>> Start Source extract

For the underactuated mechanical gyroscope, it is desired to derive a control law \(\tau _{1}\) such that the angular position of red gimbal \(\alpha \) tracks trajectory \(\alpha ^d\), while the angular position of blue gimbal \(\beta \) remains bounded around origin. Also a controller is to be designed, so that the disc rotates at the desired constant angular velocity \(\dot{\gamma ^d}\).

Tracking error is defined as below

$$\begin{aligned} e=\alpha -\alpha ^d \end{aligned}$$

(8)

and a control law is to be derived, so that e(t) as well as \(\dot{e}(t)\) are asymptotically stable which can be written analytically as below

\(e(t) \rightarrow 0\) as well as \(\dot{e}(t) \rightarrow 0\) when \(t \rightarrow \infty \).

It is assumed that \(\alpha ^d\), \(\dot{\alpha }^d\), \(\ddot{\alpha }^d\) and \(\dddot{\alpha }^d\) are available and bounded.

3 Control Law Design

3.1 Proportional Controller

In this section, a proportional control law \(\tau \) is introduced to rotate the disc at the desired constant angular velocity \(\dot{\gamma }^d\).

Linearizing (7) about \(\dot{\gamma }=0\) and keeping \(\beta =0\), \(\dot{\beta }=0\) to obtain differential equation as follows

$$\begin{aligned} \ddot{\gamma }=\frac{1}{C}\tau \end{aligned}$$

(9)

Proportional controller with gain \(K_{p}\) mentioned below will force \(\dot{\gamma }(t) \rightarrow \dot{\gamma ^d}\) as \(t\rightarrow \infty \).

$$\begin{aligned} \ddot{\gamma }=\frac{K_{p}}{C}\left( \dot{\gamma }-\dot{\gamma ^d}\right) \end{aligned}$$

(10)

>> End Source extract
>> Start Record excerpts

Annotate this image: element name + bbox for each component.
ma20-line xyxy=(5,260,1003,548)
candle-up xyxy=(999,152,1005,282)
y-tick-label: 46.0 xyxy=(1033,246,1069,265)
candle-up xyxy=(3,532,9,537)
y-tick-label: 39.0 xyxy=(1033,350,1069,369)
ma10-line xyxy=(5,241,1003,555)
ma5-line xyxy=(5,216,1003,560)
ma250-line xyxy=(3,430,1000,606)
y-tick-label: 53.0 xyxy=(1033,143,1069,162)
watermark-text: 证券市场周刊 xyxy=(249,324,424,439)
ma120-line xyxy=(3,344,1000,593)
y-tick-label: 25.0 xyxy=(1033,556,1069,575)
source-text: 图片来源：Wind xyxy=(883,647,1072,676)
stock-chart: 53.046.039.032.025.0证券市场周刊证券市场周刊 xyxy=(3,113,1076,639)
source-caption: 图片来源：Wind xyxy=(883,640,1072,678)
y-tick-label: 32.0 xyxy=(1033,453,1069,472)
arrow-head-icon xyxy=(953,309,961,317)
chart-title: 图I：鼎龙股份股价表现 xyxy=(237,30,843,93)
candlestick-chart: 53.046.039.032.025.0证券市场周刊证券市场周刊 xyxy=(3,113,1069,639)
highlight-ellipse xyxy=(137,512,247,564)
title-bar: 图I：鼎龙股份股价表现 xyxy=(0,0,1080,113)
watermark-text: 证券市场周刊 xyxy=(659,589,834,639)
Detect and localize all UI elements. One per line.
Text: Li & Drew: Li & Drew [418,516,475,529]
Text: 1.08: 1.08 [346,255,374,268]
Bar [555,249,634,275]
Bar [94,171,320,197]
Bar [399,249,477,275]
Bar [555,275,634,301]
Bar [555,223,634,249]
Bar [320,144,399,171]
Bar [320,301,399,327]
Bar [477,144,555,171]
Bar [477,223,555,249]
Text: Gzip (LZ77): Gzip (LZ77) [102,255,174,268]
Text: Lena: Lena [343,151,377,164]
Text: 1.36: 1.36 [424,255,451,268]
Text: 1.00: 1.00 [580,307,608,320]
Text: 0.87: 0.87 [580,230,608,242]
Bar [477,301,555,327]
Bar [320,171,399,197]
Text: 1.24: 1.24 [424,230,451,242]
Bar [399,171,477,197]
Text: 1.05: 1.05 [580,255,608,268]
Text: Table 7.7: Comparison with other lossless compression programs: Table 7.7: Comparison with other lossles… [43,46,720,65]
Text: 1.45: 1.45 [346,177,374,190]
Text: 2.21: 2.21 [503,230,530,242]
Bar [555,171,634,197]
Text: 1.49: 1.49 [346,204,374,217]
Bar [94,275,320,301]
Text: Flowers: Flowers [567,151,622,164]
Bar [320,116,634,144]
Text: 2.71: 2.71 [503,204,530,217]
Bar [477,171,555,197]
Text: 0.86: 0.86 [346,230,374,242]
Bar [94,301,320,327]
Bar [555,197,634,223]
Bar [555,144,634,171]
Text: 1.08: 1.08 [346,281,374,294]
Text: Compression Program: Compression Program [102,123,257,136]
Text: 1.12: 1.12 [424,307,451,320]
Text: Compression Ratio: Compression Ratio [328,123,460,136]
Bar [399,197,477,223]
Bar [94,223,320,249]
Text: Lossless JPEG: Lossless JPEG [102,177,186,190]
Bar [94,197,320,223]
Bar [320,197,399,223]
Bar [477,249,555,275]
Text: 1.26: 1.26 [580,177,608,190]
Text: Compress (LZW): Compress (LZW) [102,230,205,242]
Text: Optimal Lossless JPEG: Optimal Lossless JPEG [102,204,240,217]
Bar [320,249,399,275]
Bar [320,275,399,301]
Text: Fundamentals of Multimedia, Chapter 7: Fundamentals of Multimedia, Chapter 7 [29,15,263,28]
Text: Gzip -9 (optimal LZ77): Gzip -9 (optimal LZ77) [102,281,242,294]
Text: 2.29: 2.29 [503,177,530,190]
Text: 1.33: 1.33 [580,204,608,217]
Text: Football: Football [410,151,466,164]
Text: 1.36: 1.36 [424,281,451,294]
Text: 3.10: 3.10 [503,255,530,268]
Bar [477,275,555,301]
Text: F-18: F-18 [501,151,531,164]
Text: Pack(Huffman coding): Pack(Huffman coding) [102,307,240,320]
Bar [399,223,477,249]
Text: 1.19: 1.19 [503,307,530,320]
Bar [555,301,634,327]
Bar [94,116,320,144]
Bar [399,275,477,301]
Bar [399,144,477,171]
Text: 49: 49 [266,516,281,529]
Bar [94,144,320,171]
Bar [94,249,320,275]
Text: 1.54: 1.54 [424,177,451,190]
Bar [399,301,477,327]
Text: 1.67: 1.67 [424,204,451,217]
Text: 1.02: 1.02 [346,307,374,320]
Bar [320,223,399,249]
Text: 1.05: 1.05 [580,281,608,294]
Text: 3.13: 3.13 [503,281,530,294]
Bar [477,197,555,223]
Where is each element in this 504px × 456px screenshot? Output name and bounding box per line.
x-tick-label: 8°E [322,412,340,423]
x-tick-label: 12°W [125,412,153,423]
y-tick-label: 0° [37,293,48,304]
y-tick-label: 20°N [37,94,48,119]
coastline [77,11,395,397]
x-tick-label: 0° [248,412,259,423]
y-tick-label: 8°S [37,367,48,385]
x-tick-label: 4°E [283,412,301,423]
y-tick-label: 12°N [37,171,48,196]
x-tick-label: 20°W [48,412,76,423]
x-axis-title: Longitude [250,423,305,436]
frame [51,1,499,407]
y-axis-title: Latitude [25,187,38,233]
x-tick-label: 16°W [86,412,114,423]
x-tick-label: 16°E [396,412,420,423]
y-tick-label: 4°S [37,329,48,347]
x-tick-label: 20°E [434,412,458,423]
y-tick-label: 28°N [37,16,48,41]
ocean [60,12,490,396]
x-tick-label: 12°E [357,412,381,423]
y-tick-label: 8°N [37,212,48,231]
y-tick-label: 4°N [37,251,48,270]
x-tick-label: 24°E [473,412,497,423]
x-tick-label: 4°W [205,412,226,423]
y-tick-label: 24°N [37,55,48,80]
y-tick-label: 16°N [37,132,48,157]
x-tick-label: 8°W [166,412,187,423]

>> End Record excerpts

Requests
- 1) From the gyroscope control excerpt, copy the part that opens with the words containing "For the underactuated" and closes with "when \(t \rightarrow \infty \).".
- 2) Extend the gyroscope control excerpt, picking up right after its last line.

Final answers
- 1)
For the underactuated mechanical gyroscope, it is desired to derive a control law \(\tau _{1}\) such that the angular position of red gimbal \(\alpha \) tracks trajectory \(\alpha ^d\), while the angular position of blue gimbal \(\beta \) remains bounded around origin. Also a controller is to be designed, so that the disc rotates at the desired constant angular velocity \(\dot{\gamma ^d}\).

Tracking error is defined as below

$$\begin{aligned} e=\alpha -\alpha ^d \end{aligned}$$

(8)

and a control law is to be derived, so that e(t) as well as \(\dot{e}(t)\) are asymptotically stable which can be written analytically as below

\(e(t) \rightarrow 0\) as well as \(\dot{e}(t) \rightarrow 0\) when \(t \rightarrow \infty \).

- 2)
Solution of above first-order linear differential equation is

$$\begin{aligned} \dot{\gamma }(t)=\dot{\gamma }^d\left( 1-{\text {e}}^{-\frac{K_{p}}{C}t}\right) \end{aligned}$$

(11)

It is evident from the above equation that with \(K_{p}>0\) \(\dot{\gamma }(t) \rightarrow \dot{\gamma ^d}\) as \(t\rightarrow \infty \).

3.2 Backstepping-Based Sliding Mode Controller

Sliding mode control consists of two modes, and they are reaching mode and sliding mode. The sliding surface design should be done cautiously since phase trajectories on hitting the sliding mode region reaches the origin as per the dynamics of sliding surface [21].

Order of sliding surface depends on relative degree of output of the system [9] and from (5) comment on relative degree cannot be made since \(\tau _{1}\) is not appearing explicitly in (5). Hence, taking derivative of (5) w.r.t \('t'\) and considering the proportional controller mentioned in Sect. 3.1, reduced system dynamics are

$$\begin{aligned} \dddot{\alpha }&=f_{1}\left( \psi ,\dot{\psi },\ddot{\psi }\right) +b_{1}\left( \psi ,\dot{\psi }\right) \tau _{1} \end{aligned}$$

(12)

$$\begin{aligned} \ddot{\beta }&=f_{2}\left( \psi ,\dot{\psi }\right) +\frac{1}{H}\tau _{1} \end{aligned}$$

(13)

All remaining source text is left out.